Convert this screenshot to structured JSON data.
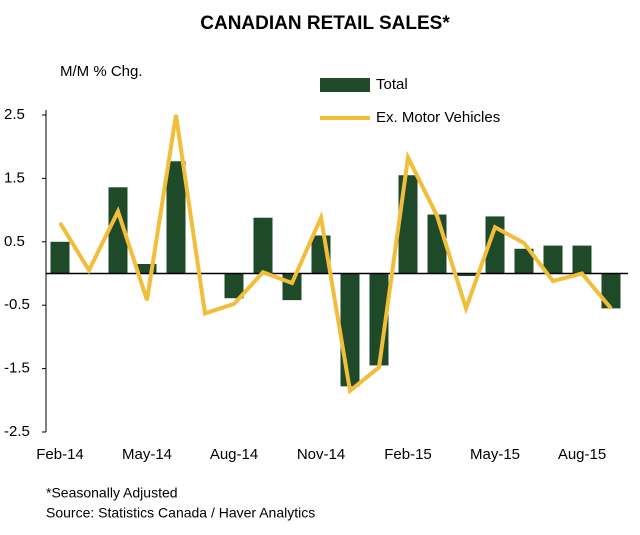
{
  "chart_data": {
    "type": "bar-line",
    "title": "CANADIAN RETAIL SALES*",
    "y_label": "M/M % Chg.",
    "notes": [
      "*Seasonally Adjusted",
      "Source: Statistics Canada / Haver Analytics"
    ],
    "categories": [
      "Feb-14",
      null,
      null,
      "May-14",
      null,
      null,
      "Aug-14",
      null,
      null,
      "Nov-14",
      null,
      null,
      "Feb-15",
      null,
      null,
      "May-15",
      null,
      null,
      "Aug-15",
      null
    ],
    "series": [
      {
        "name": "Total",
        "type": "bar",
        "color": "#1f4a2a",
        "values": [
          0.5,
          0,
          1.36,
          0.15,
          1.77,
          0,
          -0.39,
          0.88,
          -0.42,
          0.6,
          -1.78,
          -1.45,
          1.55,
          0.93,
          -0.04,
          0.9,
          0.39,
          0.44,
          0.44,
          -0.55
        ]
      },
      {
        "name": "Ex. Motor Vehicles",
        "type": "line",
        "color": "#f2be3a",
        "values": [
          0.8,
          0.05,
          0.98,
          -0.42,
          2.5,
          -0.63,
          -0.48,
          0.02,
          -0.15,
          0.88,
          -1.85,
          -1.48,
          1.83,
          0.91,
          -0.55,
          0.73,
          0.48,
          -0.12,
          0.0,
          -0.55
        ]
      }
    ],
    "ylim": [
      -2.5,
      2.5
    ],
    "yticks": [
      -2.5,
      -1.5,
      -0.5,
      0.5,
      1.5,
      2.5
    ],
    "legend": "top-right"
  }
}
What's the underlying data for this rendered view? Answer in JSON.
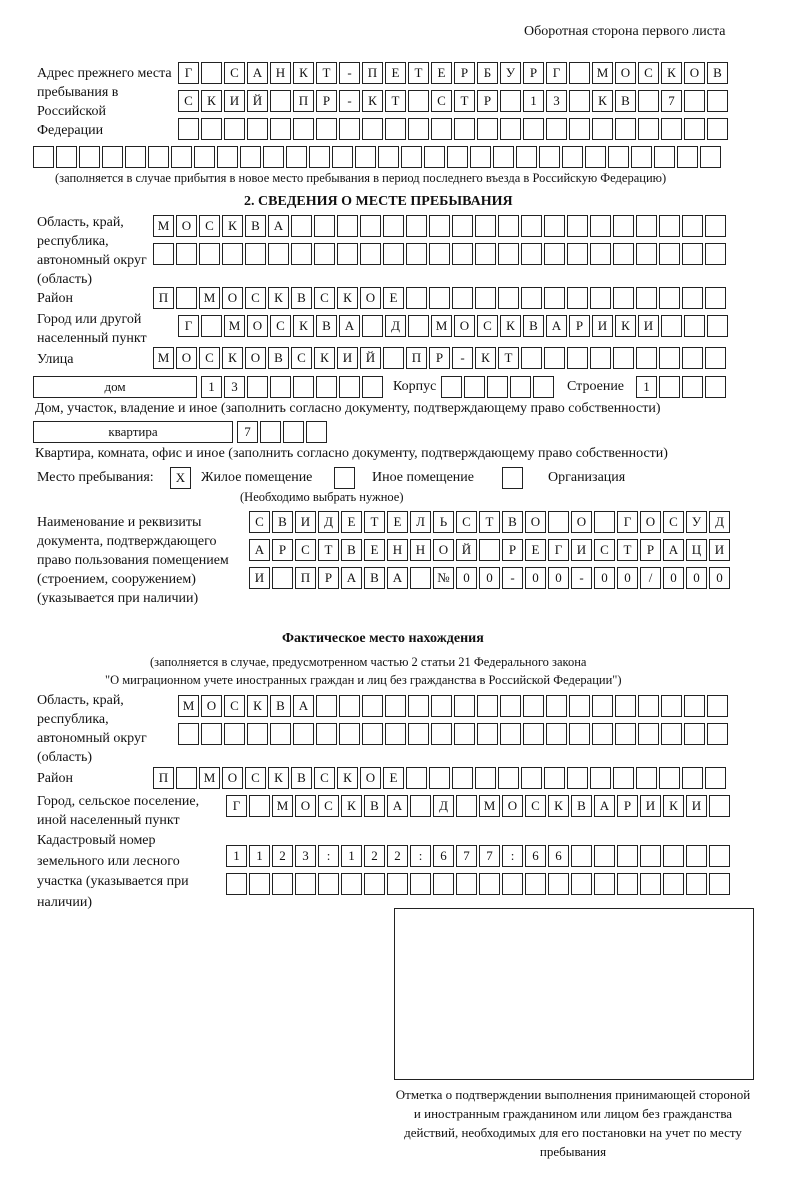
+ + +
▶ _Work to complete_
Write out every record above exactly as it stands, but leave out the pictures.

▶ _The response_
Convert this screenshot to structured JSON data.
{
  "chart_data": {
    "type": "bar-line",
    "title": "CANADIAN RETAIL SALES*",
    "y_label": "M/M % Chg.",
    "notes": [
      "*Seasonally Adjusted",
      "Source: Statistics Canada / Haver Analytics"
    ],
    "categories": [
      "Feb-14",
      null,
      null,
      "May-14",
      null,
      null,
      "Aug-14",
      null,
      null,
      "Nov-14",
      null,
      null,
      "Feb-15",
      null,
      null,
      "May-15",
      null,
      null,
      "Aug-15",
      null
    ],
    "series": [
      {
        "name": "Total",
        "type": "bar",
        "color": "#1f4a2a",
        "values": [
          0.5,
          0,
          1.36,
          0.15,
          1.77,
          0,
          -0.39,
          0.88,
          -0.42,
          0.6,
          -1.78,
          -1.45,
          1.55,
          0.93,
          -0.04,
          0.9,
          0.39,
          0.44,
          0.44,
          -0.55
        ]
      },
      {
        "name": "Ex. Motor Vehicles",
        "type": "line",
        "color": "#f2be3a",
        "values": [
          0.8,
          0.05,
          0.98,
          -0.42,
          2.5,
          -0.63,
          -0.48,
          0.02,
          -0.15,
          0.88,
          -1.85,
          -1.48,
          1.83,
          0.91,
          -0.55,
          0.73,
          0.48,
          -0.12,
          0.0,
          -0.55
        ]
      }
    ],
    "ylim": [
      -2.5,
      2.5
    ],
    "yticks": [
      -2.5,
      -1.5,
      -0.5,
      0.5,
      1.5,
      2.5
    ],
    "legend": "top-right"
  }
}
What's the underlying data for this rendered view? Answer in JSON.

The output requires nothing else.